Extracts from a graphics dataset:
— START —

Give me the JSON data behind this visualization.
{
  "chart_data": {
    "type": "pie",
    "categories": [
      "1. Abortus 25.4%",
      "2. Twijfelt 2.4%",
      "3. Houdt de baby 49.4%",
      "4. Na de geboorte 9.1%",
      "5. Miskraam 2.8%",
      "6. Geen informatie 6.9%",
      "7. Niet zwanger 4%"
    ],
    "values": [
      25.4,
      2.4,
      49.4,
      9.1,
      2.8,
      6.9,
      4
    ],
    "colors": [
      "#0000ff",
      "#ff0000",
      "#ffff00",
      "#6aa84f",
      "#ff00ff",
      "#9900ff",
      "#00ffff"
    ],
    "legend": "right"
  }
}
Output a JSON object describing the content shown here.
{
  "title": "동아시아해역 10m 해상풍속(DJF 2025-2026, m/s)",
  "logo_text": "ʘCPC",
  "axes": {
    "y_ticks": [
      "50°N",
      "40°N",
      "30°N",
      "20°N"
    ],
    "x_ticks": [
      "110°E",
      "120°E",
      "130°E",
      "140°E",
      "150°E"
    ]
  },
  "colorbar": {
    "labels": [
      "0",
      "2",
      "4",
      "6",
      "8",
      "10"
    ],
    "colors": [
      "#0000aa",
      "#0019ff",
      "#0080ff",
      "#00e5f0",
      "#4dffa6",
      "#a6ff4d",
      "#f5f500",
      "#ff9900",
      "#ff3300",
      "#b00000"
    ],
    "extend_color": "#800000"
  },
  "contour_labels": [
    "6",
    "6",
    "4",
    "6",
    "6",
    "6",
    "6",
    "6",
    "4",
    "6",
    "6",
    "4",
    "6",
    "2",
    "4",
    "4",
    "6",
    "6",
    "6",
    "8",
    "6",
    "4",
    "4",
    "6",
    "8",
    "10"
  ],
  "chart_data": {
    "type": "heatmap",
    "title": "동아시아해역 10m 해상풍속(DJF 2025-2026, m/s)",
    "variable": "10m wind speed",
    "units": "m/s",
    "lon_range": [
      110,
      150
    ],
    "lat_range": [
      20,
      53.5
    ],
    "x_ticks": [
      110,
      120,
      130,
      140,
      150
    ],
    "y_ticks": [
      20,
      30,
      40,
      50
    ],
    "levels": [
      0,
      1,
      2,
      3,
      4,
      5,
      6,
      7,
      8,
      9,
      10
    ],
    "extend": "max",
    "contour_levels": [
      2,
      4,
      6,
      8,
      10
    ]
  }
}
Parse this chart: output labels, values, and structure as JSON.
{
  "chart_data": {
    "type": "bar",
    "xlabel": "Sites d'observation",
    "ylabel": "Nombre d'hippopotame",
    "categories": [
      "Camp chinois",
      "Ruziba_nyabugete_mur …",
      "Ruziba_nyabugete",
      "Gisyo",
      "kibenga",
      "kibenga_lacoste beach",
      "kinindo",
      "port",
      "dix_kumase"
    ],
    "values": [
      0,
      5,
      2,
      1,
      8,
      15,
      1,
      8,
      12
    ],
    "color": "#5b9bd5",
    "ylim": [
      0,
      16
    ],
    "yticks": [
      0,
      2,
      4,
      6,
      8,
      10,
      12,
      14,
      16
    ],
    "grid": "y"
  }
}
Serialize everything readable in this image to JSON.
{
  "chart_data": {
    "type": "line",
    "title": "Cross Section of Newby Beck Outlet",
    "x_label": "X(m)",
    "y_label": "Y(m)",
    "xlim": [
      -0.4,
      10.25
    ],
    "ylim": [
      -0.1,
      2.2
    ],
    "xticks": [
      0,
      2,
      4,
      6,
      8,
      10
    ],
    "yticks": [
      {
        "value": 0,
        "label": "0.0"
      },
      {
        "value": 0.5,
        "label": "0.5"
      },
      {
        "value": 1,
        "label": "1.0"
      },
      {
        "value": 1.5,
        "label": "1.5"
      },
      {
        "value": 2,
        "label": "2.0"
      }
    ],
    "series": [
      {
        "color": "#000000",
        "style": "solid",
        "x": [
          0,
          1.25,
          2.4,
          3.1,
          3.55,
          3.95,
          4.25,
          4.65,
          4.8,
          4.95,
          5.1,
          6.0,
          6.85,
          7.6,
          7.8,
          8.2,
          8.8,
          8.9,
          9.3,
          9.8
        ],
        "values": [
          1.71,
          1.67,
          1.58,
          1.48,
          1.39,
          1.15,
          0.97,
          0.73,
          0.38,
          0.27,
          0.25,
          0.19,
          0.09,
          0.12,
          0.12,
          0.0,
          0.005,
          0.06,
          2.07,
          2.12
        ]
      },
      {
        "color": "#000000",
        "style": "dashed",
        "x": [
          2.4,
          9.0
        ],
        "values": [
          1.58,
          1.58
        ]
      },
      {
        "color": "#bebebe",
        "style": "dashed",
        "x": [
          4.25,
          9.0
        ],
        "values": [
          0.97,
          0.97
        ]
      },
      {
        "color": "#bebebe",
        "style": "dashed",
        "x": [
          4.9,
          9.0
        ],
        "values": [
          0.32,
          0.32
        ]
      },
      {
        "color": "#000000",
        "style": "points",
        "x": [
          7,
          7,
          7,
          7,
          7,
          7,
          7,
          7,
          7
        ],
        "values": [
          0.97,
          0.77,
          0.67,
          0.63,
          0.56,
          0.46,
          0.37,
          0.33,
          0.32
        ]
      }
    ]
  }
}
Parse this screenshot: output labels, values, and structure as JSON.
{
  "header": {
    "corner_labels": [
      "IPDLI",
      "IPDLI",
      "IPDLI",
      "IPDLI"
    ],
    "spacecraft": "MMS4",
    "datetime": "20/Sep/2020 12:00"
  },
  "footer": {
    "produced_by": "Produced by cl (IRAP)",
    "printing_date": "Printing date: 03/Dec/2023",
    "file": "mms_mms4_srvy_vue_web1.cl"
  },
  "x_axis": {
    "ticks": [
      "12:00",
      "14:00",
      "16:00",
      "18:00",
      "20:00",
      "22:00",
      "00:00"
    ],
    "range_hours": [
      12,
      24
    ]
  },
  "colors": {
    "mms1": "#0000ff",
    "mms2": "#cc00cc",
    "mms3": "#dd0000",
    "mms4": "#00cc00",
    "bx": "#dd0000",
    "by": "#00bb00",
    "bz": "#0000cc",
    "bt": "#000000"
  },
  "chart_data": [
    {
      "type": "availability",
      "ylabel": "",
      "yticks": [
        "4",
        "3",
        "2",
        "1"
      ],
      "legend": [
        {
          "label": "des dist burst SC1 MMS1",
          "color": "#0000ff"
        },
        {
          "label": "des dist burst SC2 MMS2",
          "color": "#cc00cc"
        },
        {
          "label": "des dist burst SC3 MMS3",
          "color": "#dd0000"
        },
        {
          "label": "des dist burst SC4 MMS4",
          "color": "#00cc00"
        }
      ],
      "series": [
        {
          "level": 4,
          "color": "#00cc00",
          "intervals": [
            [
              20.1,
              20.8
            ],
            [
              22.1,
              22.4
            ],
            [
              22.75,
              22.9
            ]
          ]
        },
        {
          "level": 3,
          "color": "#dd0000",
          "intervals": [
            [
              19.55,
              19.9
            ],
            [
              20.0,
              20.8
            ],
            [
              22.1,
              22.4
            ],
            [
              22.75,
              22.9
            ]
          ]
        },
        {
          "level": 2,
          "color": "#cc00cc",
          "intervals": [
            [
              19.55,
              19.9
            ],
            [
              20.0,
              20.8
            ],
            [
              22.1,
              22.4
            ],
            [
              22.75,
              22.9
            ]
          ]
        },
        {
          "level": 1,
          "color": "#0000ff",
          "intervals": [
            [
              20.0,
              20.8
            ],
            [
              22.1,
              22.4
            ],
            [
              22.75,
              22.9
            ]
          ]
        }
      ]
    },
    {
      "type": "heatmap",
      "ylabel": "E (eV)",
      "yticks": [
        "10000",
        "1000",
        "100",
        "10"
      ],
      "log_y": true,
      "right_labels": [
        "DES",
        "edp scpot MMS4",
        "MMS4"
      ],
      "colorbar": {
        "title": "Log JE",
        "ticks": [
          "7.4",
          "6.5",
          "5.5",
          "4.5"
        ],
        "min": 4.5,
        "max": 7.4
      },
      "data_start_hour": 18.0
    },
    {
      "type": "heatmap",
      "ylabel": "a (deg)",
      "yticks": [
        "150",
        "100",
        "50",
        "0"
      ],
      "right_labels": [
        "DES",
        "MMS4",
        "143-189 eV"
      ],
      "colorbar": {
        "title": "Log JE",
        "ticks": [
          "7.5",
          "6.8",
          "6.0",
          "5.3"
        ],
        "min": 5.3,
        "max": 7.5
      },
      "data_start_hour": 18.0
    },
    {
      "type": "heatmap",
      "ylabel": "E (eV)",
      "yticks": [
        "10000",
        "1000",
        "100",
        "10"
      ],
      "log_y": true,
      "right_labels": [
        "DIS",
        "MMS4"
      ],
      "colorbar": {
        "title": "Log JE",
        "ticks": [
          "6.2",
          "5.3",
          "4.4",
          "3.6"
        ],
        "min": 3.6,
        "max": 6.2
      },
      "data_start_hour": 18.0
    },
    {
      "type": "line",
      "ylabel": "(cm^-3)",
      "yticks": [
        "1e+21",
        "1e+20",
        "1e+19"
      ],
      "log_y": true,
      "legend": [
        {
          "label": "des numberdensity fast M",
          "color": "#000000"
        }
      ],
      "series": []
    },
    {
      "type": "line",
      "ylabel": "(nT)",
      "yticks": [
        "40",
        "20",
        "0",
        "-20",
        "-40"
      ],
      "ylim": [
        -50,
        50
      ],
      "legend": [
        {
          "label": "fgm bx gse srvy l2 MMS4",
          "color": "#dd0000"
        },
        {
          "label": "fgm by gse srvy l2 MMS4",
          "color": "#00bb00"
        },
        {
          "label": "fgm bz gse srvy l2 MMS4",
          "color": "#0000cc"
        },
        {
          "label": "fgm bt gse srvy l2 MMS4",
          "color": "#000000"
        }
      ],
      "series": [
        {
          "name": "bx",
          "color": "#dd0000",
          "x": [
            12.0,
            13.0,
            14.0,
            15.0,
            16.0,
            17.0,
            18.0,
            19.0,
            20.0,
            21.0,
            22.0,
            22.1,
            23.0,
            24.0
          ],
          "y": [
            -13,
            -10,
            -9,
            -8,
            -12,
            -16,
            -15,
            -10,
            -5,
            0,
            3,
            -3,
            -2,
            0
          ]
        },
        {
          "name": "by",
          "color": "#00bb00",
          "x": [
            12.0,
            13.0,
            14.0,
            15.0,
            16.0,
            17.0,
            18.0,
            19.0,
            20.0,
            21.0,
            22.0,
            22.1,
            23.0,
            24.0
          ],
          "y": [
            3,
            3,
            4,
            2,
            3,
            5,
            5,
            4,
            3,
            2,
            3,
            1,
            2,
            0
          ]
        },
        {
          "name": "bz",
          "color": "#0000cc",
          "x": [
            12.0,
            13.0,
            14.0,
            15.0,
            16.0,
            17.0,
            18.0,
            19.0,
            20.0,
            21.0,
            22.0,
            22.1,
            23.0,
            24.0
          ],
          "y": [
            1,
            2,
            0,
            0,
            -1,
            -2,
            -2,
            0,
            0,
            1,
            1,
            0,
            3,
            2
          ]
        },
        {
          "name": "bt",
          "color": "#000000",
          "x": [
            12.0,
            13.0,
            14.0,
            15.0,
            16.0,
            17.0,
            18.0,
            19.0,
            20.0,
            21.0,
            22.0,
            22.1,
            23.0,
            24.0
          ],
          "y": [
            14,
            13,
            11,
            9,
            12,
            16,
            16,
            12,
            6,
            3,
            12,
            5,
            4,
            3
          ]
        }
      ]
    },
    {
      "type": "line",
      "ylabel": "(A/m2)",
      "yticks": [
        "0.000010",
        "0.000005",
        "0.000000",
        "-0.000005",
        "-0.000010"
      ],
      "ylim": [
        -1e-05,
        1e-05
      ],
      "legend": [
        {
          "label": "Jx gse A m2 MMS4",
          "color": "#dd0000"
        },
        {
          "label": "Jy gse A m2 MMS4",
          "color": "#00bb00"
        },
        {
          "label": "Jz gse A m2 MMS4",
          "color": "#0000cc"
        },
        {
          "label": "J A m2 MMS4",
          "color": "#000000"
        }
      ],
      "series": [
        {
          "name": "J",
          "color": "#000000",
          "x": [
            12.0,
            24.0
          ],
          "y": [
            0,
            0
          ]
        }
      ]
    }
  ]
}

— END —

**TASK GOAL:**
Where a line of the material above holds the string "Parse", copy that line.

**COMPLETE RESPONSE:**
Parse this chart: output labels, values, and structure as JSON.
Parse this screenshot: output labels, values, and structure as JSON.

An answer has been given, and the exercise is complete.